> _TASK DETAILS_
Quote the records in full and leave their pictures out.

> _RECORDED DATA_

★ ★ ★ ★ ★ ★ ★

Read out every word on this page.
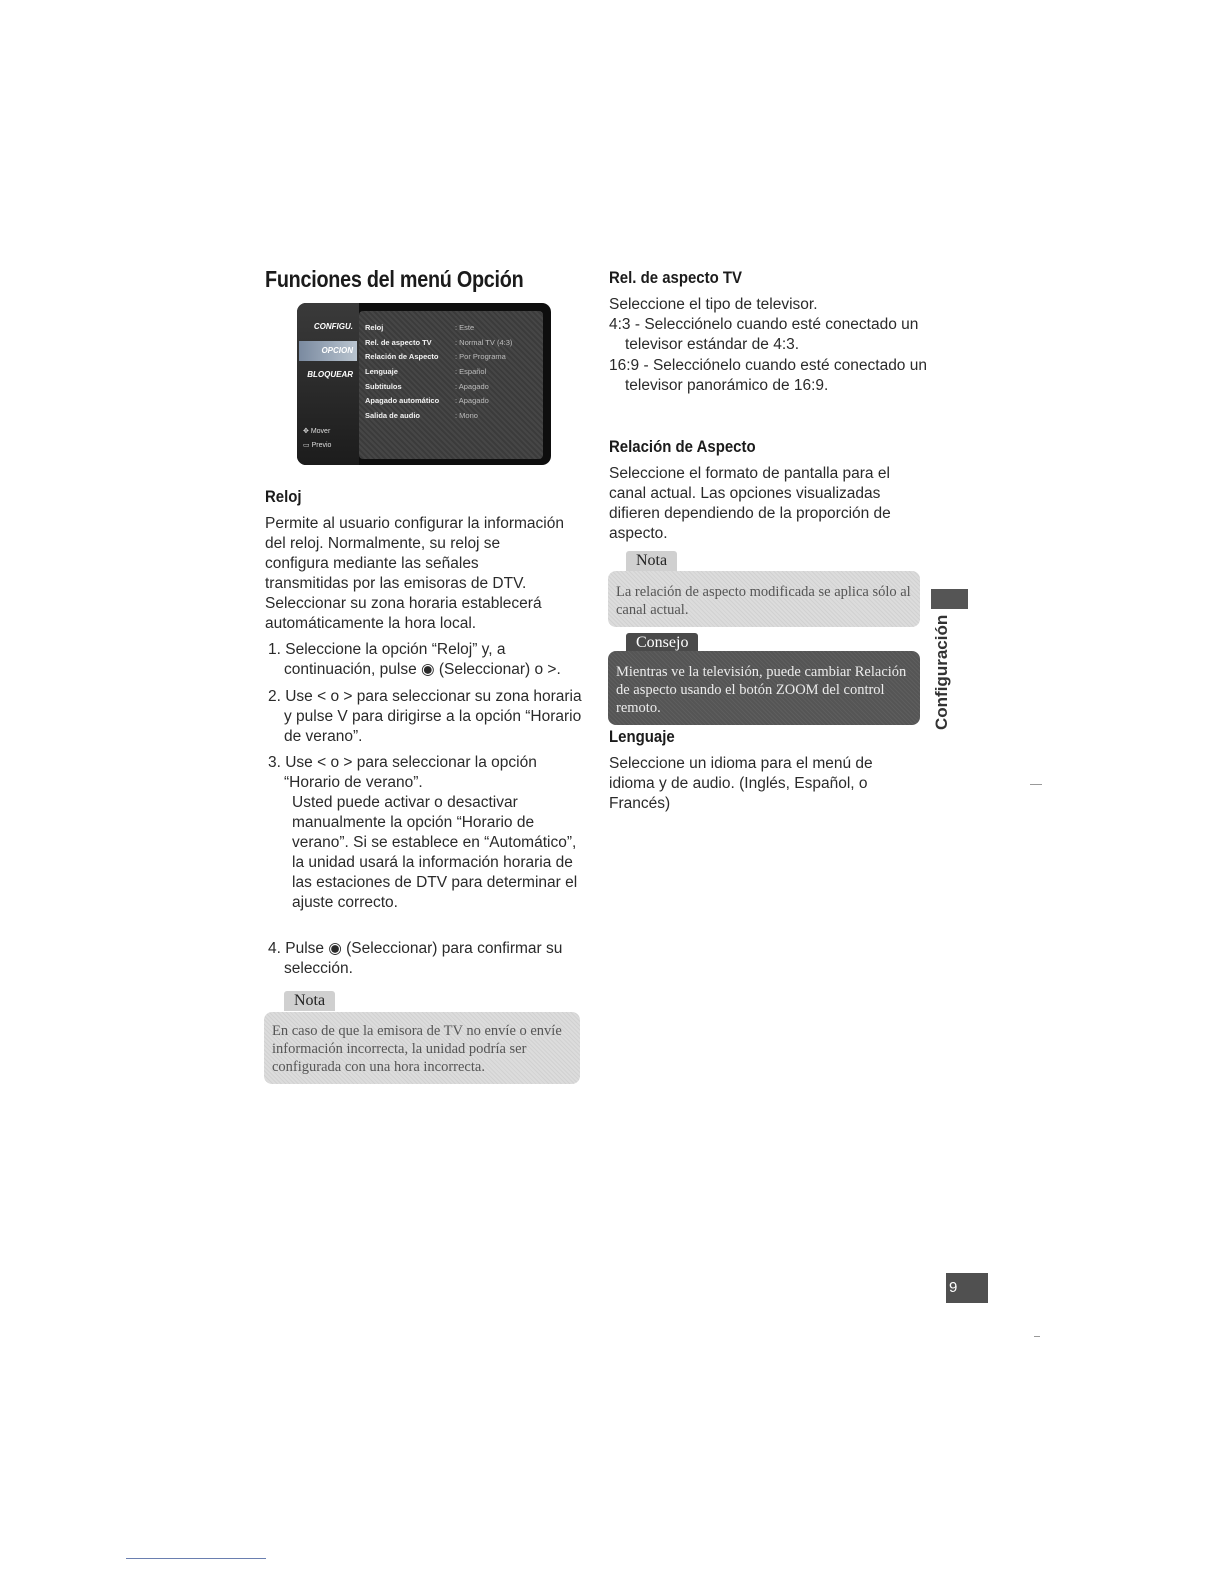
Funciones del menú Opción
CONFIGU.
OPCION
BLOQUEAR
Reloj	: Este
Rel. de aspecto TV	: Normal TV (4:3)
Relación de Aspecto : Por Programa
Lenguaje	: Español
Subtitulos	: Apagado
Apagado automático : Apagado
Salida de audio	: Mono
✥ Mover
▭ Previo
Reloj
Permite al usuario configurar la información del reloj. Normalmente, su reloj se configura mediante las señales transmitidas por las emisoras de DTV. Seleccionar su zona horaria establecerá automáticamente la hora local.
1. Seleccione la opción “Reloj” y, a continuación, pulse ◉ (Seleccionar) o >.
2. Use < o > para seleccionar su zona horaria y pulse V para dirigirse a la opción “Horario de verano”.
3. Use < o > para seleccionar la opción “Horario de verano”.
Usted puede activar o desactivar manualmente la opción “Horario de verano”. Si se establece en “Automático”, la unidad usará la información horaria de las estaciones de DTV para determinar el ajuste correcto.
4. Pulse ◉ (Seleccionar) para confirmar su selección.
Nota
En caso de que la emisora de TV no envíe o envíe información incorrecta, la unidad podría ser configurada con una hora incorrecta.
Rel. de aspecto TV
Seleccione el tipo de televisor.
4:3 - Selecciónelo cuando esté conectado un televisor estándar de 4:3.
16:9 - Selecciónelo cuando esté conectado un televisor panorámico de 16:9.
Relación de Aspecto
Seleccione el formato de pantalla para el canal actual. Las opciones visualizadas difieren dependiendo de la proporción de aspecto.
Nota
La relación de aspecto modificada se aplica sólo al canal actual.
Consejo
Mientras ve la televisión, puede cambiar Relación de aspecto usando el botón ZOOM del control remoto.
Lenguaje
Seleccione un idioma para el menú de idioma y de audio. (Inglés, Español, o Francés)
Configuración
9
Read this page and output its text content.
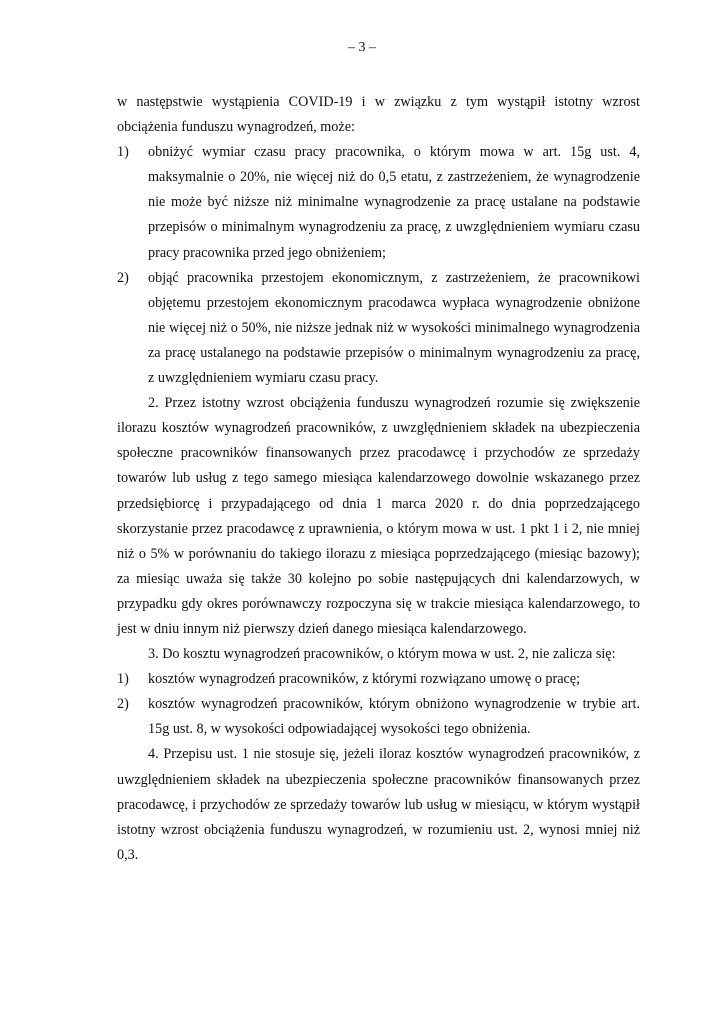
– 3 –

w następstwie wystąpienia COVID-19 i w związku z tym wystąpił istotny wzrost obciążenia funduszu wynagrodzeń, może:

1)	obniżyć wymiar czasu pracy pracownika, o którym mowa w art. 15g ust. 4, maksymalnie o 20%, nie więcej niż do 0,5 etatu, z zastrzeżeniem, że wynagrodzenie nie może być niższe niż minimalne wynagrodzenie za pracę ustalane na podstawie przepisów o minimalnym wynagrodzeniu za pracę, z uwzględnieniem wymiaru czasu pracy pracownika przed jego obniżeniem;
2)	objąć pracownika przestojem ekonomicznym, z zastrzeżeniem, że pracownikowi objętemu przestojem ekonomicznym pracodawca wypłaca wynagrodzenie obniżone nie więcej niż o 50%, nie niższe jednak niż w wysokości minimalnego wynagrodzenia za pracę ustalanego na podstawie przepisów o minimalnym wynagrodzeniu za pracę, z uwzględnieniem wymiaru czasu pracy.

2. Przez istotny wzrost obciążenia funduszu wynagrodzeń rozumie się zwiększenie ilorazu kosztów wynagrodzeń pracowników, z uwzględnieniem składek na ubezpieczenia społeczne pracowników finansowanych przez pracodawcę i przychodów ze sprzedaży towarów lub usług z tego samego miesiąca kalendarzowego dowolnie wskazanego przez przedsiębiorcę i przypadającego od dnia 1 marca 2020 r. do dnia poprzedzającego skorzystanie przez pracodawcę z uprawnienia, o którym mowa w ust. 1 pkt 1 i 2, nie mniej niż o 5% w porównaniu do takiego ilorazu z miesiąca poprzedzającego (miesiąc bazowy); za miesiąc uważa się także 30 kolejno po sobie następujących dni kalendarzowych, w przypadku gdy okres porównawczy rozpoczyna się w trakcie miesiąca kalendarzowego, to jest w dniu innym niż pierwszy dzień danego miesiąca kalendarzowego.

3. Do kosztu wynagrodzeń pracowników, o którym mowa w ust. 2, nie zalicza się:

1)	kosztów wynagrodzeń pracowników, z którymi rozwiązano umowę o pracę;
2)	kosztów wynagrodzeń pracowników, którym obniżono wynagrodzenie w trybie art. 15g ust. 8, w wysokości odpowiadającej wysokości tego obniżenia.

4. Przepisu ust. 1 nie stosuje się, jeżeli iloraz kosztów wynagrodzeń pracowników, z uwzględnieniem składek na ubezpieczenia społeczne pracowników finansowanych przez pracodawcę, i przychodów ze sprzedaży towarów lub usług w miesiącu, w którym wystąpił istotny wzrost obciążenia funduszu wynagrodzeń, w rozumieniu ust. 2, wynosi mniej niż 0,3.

★ ★ ★ ★ ★ ★ ★

> _EXERCISE RESULT_
Read out every word on this page.
Funciones del menú Opción
CONFIGU.
OPCION
BLOQUEAR
Reloj	: Este
Rel. de aspecto TV	: Normal TV (4:3)
Relación de Aspecto : Por Programa
Lenguaje	: Español
Subtitulos	: Apagado
Apagado automático : Apagado
Salida de audio	: Mono
✥ Mover
▭ Previo
Reloj
Permite al usuario configurar la información del reloj. Normalmente, su reloj se configura mediante las señales transmitidas por las emisoras de DTV. Seleccionar su zona horaria establecerá automáticamente la hora local.
1. Seleccione la opción “Reloj” y, a continuación, pulse ◉ (Seleccionar) o >.
2. Use < o > para seleccionar su zona horaria y pulse V para dirigirse a la opción “Horario de verano”.
3. Use < o > para seleccionar la opción “Horario de verano”.
Usted puede activar o desactivar manualmente la opción “Horario de verano”. Si se establece en “Automático”, la unidad usará la información horaria de las estaciones de DTV para determinar el ajuste correcto.
4. Pulse ◉ (Seleccionar) para confirmar su selección.
Nota
En caso de que la emisora de TV no envíe o envíe información incorrecta, la unidad podría ser configurada con una hora incorrecta.
Rel. de aspecto TV
Seleccione el tipo de televisor.
4:3 - Selecciónelo cuando esté conectado un televisor estándar de 4:3.
16:9 - Selecciónelo cuando esté conectado un televisor panorámico de 16:9.
Relación de Aspecto
Seleccione el formato de pantalla para el canal actual. Las opciones visualizadas difieren dependiendo de la proporción de aspecto.
Nota
La relación de aspecto modificada se aplica sólo al canal actual.
Consejo
Mientras ve la televisión, puede cambiar Relación de aspecto usando el botón ZOOM del control remoto.
Lenguaje
Seleccione un idioma para el menú de idioma y de audio. (Inglés, Español, o Francés)
Configuración
9
Read this page and output its text content.
– 3 –

w następstwie wystąpienia COVID-19 i w związku z tym wystąpił istotny wzrost obciążenia funduszu wynagrodzeń, może:

1)	obniżyć wymiar czasu pracy pracownika, o którym mowa w art. 15g ust. 4, maksymalnie o 20%, nie więcej niż do 0,5 etatu, z zastrzeżeniem, że wynagrodzenie nie może być niższe niż minimalne wynagrodzenie za pracę ustalane na podstawie przepisów o minimalnym wynagrodzeniu za pracę, z uwzględnieniem wymiaru czasu pracy pracownika przed jego obniżeniem;
2)	objąć pracownika przestojem ekonomicznym, z zastrzeżeniem, że pracownikowi objętemu przestojem ekonomicznym pracodawca wypłaca wynagrodzenie obniżone nie więcej niż o 50%, nie niższe jednak niż w wysokości minimalnego wynagrodzenia za pracę ustalanego na podstawie przepisów o minimalnym wynagrodzeniu za pracę, z uwzględnieniem wymiaru czasu pracy.

2. Przez istotny wzrost obciążenia funduszu wynagrodzeń rozumie się zwiększenie ilorazu kosztów wynagrodzeń pracowników, z uwzględnieniem składek na ubezpieczenia społeczne pracowników finansowanych przez pracodawcę i przychodów ze sprzedaży towarów lub usług z tego samego miesiąca kalendarzowego dowolnie wskazanego przez przedsiębiorcę i przypadającego od dnia 1 marca 2020 r. do dnia poprzedzającego skorzystanie przez pracodawcę z uprawnienia, o którym mowa w ust. 1 pkt 1 i 2, nie mniej niż o 5% w porównaniu do takiego ilorazu z miesiąca poprzedzającego (miesiąc bazowy); za miesiąc uważa się także 30 kolejno po sobie następujących dni kalendarzowych, w przypadku gdy okres porównawczy rozpoczyna się w trakcie miesiąca kalendarzowego, to jest w dniu innym niż pierwszy dzień danego miesiąca kalendarzowego.

3. Do kosztu wynagrodzeń pracowników, o którym mowa w ust. 2, nie zalicza się:

1)	kosztów wynagrodzeń pracowników, z którymi rozwiązano umowę o pracę;
2)	kosztów wynagrodzeń pracowników, którym obniżono wynagrodzenie w trybie art. 15g ust. 8, w wysokości odpowiadającej wysokości tego obniżenia.

4. Przepisu ust. 1 nie stosuje się, jeżeli iloraz kosztów wynagrodzeń pracowników, z uwzględnieniem składek na ubezpieczenia społeczne pracowników finansowanych przez pracodawcę, i przychodów ze sprzedaży towarów lub usług w miesiącu, w którym wystąpił istotny wzrost obciążenia funduszu wynagrodzeń, w rozumieniu ust. 2, wynosi mniej niż 0,3.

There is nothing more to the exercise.